▸ Task brief
Copy all the material below, exactly as it stands.
= = = =
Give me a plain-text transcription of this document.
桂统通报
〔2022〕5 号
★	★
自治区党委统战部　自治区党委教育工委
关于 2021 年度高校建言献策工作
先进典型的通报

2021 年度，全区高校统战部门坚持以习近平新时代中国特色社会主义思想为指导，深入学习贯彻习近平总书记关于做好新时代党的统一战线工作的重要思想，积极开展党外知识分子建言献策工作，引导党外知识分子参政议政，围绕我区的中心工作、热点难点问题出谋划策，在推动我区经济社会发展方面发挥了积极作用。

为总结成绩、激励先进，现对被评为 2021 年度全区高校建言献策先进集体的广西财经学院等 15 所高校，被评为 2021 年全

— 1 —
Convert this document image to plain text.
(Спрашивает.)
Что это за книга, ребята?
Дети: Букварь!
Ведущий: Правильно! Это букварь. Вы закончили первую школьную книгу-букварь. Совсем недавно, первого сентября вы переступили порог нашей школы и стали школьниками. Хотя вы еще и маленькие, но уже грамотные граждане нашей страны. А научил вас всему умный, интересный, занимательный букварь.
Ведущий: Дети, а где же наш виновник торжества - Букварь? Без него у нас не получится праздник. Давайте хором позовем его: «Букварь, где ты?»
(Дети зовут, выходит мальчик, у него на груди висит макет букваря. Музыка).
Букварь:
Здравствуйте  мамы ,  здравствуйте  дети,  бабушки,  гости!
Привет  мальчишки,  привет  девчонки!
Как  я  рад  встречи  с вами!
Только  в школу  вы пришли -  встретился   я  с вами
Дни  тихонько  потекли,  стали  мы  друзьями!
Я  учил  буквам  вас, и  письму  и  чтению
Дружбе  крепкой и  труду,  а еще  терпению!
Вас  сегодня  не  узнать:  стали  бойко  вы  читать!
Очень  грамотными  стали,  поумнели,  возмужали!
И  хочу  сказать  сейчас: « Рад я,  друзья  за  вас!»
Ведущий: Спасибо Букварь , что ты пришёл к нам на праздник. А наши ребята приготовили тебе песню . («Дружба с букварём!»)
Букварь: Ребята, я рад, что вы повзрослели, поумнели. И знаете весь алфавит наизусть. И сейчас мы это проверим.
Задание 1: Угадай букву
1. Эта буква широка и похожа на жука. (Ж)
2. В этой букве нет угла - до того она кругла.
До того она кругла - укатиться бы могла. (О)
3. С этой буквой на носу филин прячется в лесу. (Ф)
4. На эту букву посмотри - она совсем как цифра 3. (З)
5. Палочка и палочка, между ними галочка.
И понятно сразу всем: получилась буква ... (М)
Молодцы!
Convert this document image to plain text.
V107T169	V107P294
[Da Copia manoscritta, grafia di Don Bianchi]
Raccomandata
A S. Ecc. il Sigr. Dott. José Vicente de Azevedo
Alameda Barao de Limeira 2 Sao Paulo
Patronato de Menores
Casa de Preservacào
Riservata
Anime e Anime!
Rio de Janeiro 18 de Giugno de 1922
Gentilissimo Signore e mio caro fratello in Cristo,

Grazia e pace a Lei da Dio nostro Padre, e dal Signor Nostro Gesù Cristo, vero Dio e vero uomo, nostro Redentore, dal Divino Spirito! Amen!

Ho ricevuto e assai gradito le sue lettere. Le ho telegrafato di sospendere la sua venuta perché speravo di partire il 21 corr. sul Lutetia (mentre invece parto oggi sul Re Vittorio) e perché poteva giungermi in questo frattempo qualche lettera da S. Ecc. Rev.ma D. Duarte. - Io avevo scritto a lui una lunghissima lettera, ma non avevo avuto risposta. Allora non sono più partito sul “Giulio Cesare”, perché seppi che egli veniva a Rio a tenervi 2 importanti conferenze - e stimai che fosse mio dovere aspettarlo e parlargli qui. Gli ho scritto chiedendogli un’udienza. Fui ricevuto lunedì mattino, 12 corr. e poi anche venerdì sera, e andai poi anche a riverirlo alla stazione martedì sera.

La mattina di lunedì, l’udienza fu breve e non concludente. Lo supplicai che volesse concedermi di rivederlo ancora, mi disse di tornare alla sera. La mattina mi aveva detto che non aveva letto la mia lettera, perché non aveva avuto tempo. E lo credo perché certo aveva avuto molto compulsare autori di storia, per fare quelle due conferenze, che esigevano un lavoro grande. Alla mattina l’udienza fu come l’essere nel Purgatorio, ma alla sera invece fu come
= = = =
▸ Task result
Give me a plain-text transcription of this document.
桂统通报
〔2022〕5 号
★	★
自治区党委统战部　自治区党委教育工委
关于 2021 年度高校建言献策工作
先进典型的通报

2021 年度，全区高校统战部门坚持以习近平新时代中国特色社会主义思想为指导，深入学习贯彻习近平总书记关于做好新时代党的统一战线工作的重要思想，积极开展党外知识分子建言献策工作，引导党外知识分子参政议政，围绕我区的中心工作、热点难点问题出谋划策，在推动我区经济社会发展方面发挥了积极作用。

为总结成绩、激励先进，现对被评为 2021 年度全区高校建言献策先进集体的广西财经学院等 15 所高校，被评为 2021 年全

— 1 —
Convert this document image to plain text.
(Спрашивает.)
Что это за книга, ребята?
Дети: Букварь!
Ведущий: Правильно! Это букварь. Вы закончили первую школьную книгу-букварь. Совсем недавно, первого сентября вы переступили порог нашей школы и стали школьниками. Хотя вы еще и маленькие, но уже грамотные граждане нашей страны. А научил вас всему умный, интересный, занимательный букварь.
Ведущий: Дети, а где же наш виновник торжества - Букварь? Без него у нас не получится праздник. Давайте хором позовем его: «Букварь, где ты?»
(Дети зовут, выходит мальчик, у него на груди висит макет букваря. Музыка).
Букварь:
Здравствуйте  мамы ,  здравствуйте  дети,  бабушки,  гости!
Привет  мальчишки,  привет  девчонки!
Как  я  рад  встречи  с вами!
Только  в школу  вы пришли -  встретился   я  с вами
Дни  тихонько  потекли,  стали  мы  друзьями!
Я  учил  буквам  вас, и  письму  и  чтению
Дружбе  крепкой и  труду,  а еще  терпению!
Вас  сегодня  не  узнать:  стали  бойко  вы  читать!
Очень  грамотными  стали,  поумнели,  возмужали!
И  хочу  сказать  сейчас: « Рад я,  друзья  за  вас!»
Ведущий: Спасибо Букварь , что ты пришёл к нам на праздник. А наши ребята приготовили тебе песню . («Дружба с букварём!»)
Букварь: Ребята, я рад, что вы повзрослели, поумнели. И знаете весь алфавит наизусть. И сейчас мы это проверим.
Задание 1: Угадай букву
1. Эта буква широка и похожа на жука. (Ж)
2. В этой букве нет угла - до того она кругла.
До того она кругла - укатиться бы могла. (О)
3. С этой буквой на носу филин прячется в лесу. (Ф)
4. На эту букву посмотри - она совсем как цифра 3. (З)
5. Палочка и палочка, между ними галочка.
И понятно сразу всем: получилась буква ... (М)
Молодцы!
Convert this document image to plain text.
V107T169	V107P294
[Da Copia manoscritta, grafia di Don Bianchi]
Raccomandata
A S. Ecc. il Sigr. Dott. José Vicente de Azevedo
Alameda Barao de Limeira 2 Sao Paulo
Patronato de Menores
Casa de Preservacào
Riservata
Anime e Anime!
Rio de Janeiro 18 de Giugno de 1922
Gentilissimo Signore e mio caro fratello in Cristo,

Grazia e pace a Lei da Dio nostro Padre, e dal Signor Nostro Gesù Cristo, vero Dio e vero uomo, nostro Redentore, dal Divino Spirito! Amen!

Ho ricevuto e assai gradito le sue lettere. Le ho telegrafato di sospendere la sua venuta perché speravo di partire il 21 corr. sul Lutetia (mentre invece parto oggi sul Re Vittorio) e perché poteva giungermi in questo frattempo qualche lettera da S. Ecc. Rev.ma D. Duarte. - Io avevo scritto a lui una lunghissima lettera, ma non avevo avuto risposta. Allora non sono più partito sul “Giulio Cesare”, perché seppi che egli veniva a Rio a tenervi 2 importanti conferenze - e stimai che fosse mio dovere aspettarlo e parlargli qui. Gli ho scritto chiedendogli un’udienza. Fui ricevuto lunedì mattino, 12 corr. e poi anche venerdì sera, e andai poi anche a riverirlo alla stazione martedì sera.

La mattina di lunedì, l’udienza fu breve e non concludente. Lo supplicai che volesse concedermi di rivederlo ancora, mi disse di tornare alla sera. La mattina mi aveva detto che non aveva letto la mia lettera, perché non aveva avuto tempo. E lo credo perché certo aveva avuto molto compulsare autori di storia, per fare quelle due conferenze, che esigevano un lavoro grande. Alla mattina l’udienza fu come l’essere nel Purgatorio, ma alla sera invece fu come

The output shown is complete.